**CHALLENGES:**
[1] Rewrite the passage of the thread on comparing prime powers, starting at "Does there exist" and ending at "for their solution.", with "twelfth grader" changed to "high school senior".
[2] Write the next part of the thread on comparing powers of 2 and 3, picking up after its final sentence.

Solve the following inequalities

Question

Does there exist a general formula for comparing two prime numbers powers . Ex. $$ max(2^{2002},3^{1335} )$$ or $$ max(2^{2004} ,3^{1202} ) $$ NOTE: Im a twelfth grader and i accidentally stumbled across these problems.I am curious for an universal method or ,at least , for their solution.

Answer 1

I'll explain a general method (will not work for all problems but for your problems is enough ) . This is essentially equivalent with the logarithm method in some way .

First find some $x$ and $y$ such that $3^x >2^y$ . Use fairly big values and not something like $3^2>2^3$ . For example $3^7=2187>2048=2^{11}$ would suffice .

**RECORDED INFORMATION:**
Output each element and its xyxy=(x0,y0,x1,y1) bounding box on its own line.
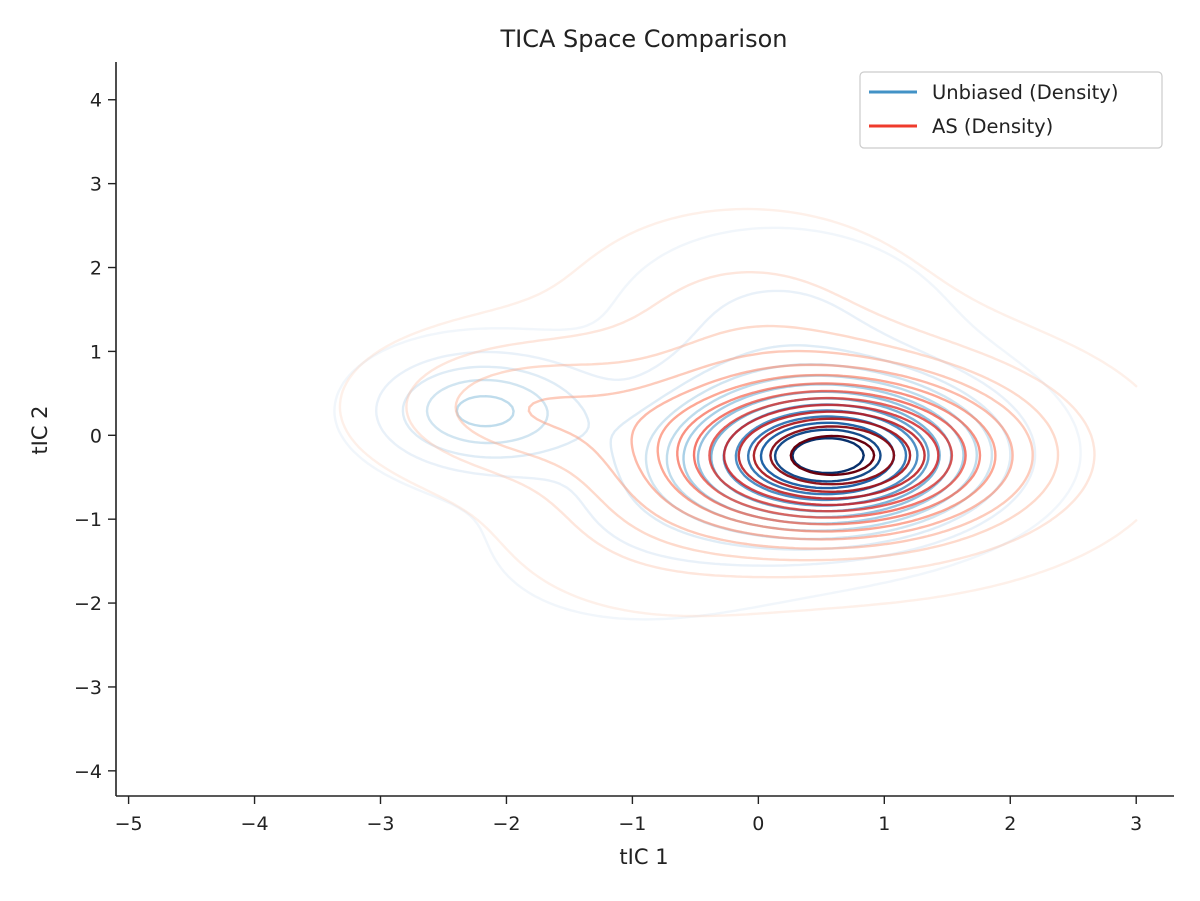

**OUTPUTS IN ORDER:**
[1]
Does there exist a general formula for comparing two prime numbers powers . Ex. $$ max(2^{2002},3^{1335} )$$ or $$ max(2^{2004} ,3^{1202} ) $$ NOTE: Im a high school senior and i accidentally stumbled across these problems.I am curious for an universal method or ,at least , for their solution.

[2]
Now suppose you want to prove something like $3^a>2^b$ .Use our inequality $3^7>2^{11}$ and raise it to the power $\frac{a}{7}$ so :

$$3^a>2^{\frac{11a}{7}}$$

Now with a little wishful thinking we would want that $\frac{11a}{7}\geq b$ and then we would be done :

$$3^a>2^{\frac{11a}{7}}\geq 2^b$$ as wanted .So we want that $\frac{a}{b}\geq \frac{7}{11}$

Note :This is where the similarity with the logarithm method is clearly seen :

Using the logarithm method we would compare $\frac{a}{b}$ with $\frac{\log 2}{\log 3}$ but now we compare it with our approximation for $\frac{\log 2}{\log 3}$ namely $\frac{7}{11}$ .

In this case we're lucky because it can be verified that $\frac{a}{b}=\frac{1335}{2002}>\frac{7}{11}$ (use WolframAlpha if you're lazy :))

Hope you can now solve the other problem . Good luck .